(Items from a dataset)
################
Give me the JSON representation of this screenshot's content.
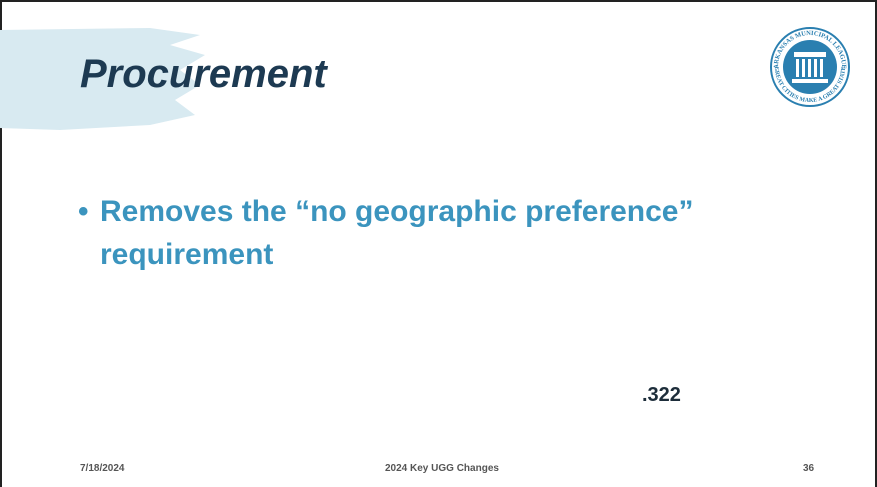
{
  "slide": {
    "title": "Procurement",
    "bullets": [
      "Removes the “no geographic preference” requirement"
    ],
    "section_ref": ".322",
    "logo": {
      "top_text": "ARKANSAS MUNICIPAL LEAGUE",
      "bottom_text": "GREAT CITIES MAKE A GREAT STATE"
    },
    "footer": {
      "date": "7/18/2024",
      "center": "2024 Key UGG Changes",
      "page": "36"
    }
  }
}
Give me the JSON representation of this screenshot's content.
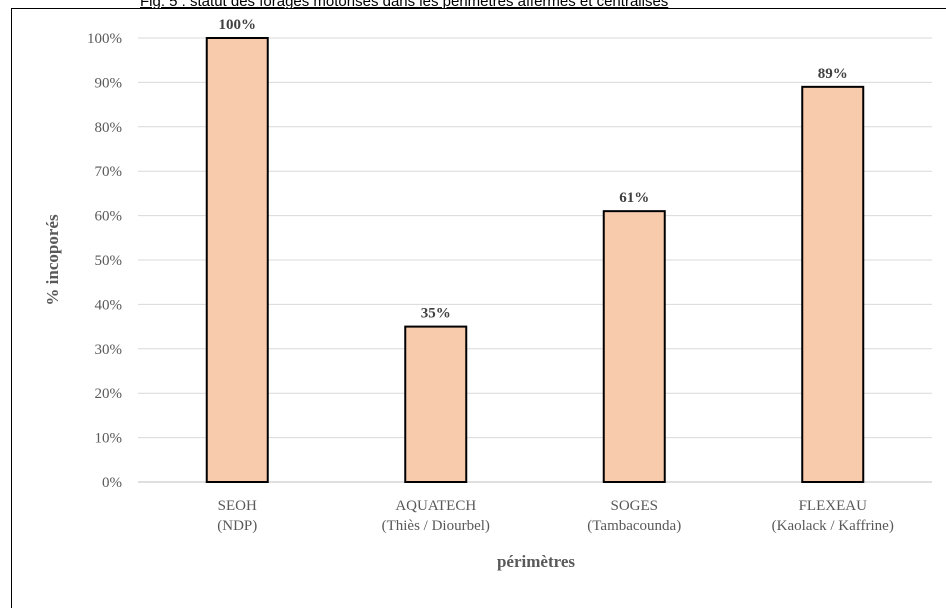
################
--- The request ---
Set down all the entries exactly as they appear, but skip any pictures.

--- Solved exercise ---
Give me the JSON representation of this screenshot's content.
{
  "slide": {
    "title": "Procurement",
    "bullets": [
      "Removes the “no geographic preference” requirement"
    ],
    "section_ref": ".322",
    "logo": {
      "top_text": "ARKANSAS MUNICIPAL LEAGUE",
      "bottom_text": "GREAT CITIES MAKE A GREAT STATE"
    },
    "footer": {
      "date": "7/18/2024",
      "center": "2024 Key UGG Changes",
      "page": "36"
    }
  }
}
Give me the JSON representation of this screenshot's content.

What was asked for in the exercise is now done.